===== Supplied material
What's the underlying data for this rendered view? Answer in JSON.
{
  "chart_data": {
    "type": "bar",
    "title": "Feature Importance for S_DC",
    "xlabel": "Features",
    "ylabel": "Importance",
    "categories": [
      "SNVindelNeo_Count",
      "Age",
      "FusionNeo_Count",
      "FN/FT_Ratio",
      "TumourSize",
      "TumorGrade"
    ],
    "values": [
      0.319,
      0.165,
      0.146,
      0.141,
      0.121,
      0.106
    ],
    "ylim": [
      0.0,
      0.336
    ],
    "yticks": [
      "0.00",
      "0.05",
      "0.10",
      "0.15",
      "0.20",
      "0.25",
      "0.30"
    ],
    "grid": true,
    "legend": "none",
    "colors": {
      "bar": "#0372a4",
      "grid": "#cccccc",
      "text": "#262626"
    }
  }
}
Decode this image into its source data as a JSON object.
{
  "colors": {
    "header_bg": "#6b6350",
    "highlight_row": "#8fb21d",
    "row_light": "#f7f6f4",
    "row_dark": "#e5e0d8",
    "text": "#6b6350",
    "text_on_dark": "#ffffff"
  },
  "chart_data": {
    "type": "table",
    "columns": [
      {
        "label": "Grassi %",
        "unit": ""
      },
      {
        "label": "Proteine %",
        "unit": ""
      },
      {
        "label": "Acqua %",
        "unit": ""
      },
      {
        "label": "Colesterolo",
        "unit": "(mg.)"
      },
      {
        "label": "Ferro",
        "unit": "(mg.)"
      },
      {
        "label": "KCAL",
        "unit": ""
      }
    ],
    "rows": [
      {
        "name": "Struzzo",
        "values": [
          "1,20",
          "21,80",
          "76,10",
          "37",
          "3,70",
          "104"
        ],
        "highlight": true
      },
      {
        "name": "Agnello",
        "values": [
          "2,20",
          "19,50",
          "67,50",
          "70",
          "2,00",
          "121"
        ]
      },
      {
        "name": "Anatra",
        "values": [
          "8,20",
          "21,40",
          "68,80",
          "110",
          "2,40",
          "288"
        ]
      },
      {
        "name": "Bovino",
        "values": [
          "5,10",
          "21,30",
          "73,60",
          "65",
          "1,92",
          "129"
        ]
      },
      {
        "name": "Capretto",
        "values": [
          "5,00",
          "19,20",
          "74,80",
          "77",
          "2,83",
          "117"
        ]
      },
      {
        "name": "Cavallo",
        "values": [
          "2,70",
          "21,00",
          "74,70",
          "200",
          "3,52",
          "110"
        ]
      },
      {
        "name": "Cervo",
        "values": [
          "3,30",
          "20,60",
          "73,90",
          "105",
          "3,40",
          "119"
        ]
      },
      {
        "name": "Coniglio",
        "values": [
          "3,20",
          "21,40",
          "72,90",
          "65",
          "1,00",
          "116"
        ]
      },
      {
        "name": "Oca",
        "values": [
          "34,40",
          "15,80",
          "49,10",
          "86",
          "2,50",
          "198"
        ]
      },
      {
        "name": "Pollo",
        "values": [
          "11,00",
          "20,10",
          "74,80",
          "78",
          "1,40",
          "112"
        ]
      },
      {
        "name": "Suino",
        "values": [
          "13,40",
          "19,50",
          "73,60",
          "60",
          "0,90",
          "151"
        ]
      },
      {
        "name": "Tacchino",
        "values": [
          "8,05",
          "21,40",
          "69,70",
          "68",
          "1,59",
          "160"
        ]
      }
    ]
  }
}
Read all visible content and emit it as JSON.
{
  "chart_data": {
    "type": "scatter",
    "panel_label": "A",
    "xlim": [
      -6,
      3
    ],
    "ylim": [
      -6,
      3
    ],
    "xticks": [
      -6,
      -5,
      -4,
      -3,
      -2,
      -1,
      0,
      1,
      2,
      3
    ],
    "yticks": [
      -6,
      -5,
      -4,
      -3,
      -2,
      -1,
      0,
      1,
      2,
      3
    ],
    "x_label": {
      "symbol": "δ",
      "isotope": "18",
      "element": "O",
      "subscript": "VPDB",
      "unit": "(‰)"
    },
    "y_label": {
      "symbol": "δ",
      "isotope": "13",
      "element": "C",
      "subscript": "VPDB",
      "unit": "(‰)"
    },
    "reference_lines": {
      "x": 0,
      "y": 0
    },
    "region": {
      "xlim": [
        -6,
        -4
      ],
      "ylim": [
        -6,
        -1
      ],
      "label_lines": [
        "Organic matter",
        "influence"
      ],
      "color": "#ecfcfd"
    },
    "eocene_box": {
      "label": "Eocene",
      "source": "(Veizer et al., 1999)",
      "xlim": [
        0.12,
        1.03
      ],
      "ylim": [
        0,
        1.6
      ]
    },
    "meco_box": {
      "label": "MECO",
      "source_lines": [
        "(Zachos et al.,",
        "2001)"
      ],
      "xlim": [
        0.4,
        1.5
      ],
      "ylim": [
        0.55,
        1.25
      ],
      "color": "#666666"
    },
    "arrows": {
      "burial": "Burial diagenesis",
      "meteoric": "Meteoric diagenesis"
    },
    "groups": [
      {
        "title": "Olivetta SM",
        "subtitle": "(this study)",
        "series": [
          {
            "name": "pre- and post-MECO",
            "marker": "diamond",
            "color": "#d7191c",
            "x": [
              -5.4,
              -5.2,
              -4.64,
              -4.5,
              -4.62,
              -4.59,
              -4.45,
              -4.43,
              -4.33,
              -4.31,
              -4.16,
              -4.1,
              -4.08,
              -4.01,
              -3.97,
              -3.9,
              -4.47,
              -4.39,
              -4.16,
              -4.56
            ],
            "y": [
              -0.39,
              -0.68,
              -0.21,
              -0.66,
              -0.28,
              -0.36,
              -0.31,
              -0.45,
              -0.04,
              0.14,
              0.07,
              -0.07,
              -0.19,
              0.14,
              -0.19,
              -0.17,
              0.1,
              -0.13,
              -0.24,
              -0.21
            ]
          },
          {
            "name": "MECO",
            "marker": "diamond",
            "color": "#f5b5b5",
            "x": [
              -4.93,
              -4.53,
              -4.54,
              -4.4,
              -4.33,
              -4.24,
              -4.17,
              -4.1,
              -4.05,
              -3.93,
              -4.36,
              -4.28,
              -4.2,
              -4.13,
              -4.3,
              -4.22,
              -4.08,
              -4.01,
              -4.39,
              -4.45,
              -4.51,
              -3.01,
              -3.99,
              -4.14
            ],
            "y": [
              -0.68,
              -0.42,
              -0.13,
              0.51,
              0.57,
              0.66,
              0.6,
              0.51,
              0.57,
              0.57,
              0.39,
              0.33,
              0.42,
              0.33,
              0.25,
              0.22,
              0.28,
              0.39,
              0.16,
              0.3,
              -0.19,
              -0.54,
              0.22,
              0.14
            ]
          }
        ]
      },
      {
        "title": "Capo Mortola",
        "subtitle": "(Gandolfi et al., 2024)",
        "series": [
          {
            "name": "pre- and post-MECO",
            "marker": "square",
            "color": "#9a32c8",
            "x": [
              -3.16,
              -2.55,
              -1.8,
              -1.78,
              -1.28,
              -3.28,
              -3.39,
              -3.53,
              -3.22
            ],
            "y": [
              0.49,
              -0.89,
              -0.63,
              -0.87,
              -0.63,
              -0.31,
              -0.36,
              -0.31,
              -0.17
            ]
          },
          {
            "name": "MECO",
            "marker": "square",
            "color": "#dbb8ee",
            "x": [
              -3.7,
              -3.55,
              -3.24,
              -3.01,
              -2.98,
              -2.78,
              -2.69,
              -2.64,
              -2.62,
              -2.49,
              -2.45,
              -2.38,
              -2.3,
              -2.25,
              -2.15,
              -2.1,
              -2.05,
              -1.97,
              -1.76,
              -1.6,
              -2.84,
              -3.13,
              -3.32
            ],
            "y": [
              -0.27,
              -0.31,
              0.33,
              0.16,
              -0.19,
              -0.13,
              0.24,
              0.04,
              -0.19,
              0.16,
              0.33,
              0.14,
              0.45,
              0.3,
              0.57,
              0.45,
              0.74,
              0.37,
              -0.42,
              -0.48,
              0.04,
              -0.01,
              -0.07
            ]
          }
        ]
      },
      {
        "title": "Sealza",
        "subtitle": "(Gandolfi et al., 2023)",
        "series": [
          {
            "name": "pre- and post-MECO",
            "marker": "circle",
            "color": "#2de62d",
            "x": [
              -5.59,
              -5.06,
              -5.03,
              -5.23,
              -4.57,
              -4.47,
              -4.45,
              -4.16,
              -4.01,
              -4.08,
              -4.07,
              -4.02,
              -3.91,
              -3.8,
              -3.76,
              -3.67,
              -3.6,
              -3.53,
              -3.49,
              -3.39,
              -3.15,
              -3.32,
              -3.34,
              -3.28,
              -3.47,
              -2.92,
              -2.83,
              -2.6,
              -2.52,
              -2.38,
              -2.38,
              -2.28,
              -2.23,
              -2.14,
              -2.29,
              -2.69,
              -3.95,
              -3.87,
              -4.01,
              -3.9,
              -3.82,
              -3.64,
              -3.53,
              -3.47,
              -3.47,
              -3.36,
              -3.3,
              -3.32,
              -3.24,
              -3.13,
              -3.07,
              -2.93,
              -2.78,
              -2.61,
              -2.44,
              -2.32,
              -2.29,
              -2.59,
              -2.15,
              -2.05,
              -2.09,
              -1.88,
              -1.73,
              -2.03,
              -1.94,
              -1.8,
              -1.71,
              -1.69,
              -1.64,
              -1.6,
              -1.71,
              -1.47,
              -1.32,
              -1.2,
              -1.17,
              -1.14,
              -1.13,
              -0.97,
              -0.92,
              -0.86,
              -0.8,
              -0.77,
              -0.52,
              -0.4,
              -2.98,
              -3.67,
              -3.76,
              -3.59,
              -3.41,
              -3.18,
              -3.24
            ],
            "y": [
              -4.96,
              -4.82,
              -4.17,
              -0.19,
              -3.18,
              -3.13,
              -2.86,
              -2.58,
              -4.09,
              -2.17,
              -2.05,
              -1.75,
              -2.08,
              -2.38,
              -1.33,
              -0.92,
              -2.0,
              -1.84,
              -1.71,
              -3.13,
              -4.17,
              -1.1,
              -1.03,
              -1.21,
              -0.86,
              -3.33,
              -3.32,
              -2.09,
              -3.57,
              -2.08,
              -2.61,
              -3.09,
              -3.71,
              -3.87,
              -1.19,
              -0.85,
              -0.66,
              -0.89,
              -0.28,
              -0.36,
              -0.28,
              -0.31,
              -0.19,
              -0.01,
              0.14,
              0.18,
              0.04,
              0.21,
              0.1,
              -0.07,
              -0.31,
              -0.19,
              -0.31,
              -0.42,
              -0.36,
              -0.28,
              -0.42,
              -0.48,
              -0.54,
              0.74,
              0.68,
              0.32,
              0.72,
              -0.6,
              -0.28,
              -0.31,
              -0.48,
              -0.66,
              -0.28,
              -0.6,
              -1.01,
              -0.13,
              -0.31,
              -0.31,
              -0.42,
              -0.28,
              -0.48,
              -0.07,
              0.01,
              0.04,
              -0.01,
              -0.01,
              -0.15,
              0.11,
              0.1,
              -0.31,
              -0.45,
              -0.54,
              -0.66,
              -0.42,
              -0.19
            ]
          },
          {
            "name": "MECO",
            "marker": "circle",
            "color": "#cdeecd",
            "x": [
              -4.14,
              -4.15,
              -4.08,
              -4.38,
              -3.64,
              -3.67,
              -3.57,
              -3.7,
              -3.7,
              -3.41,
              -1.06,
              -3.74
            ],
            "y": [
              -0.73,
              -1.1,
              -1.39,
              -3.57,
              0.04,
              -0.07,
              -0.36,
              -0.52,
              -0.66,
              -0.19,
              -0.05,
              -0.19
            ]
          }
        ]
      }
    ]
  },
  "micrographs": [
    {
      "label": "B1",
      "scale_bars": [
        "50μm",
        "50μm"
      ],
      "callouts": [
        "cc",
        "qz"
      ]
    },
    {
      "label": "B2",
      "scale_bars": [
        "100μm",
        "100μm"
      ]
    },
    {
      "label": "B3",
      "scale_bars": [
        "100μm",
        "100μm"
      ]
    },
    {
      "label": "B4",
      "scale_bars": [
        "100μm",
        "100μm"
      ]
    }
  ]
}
==========
• [Activity]
The number alone is the answer: work out how many lines in the data contain "JSON".

• [Completed exercise]
3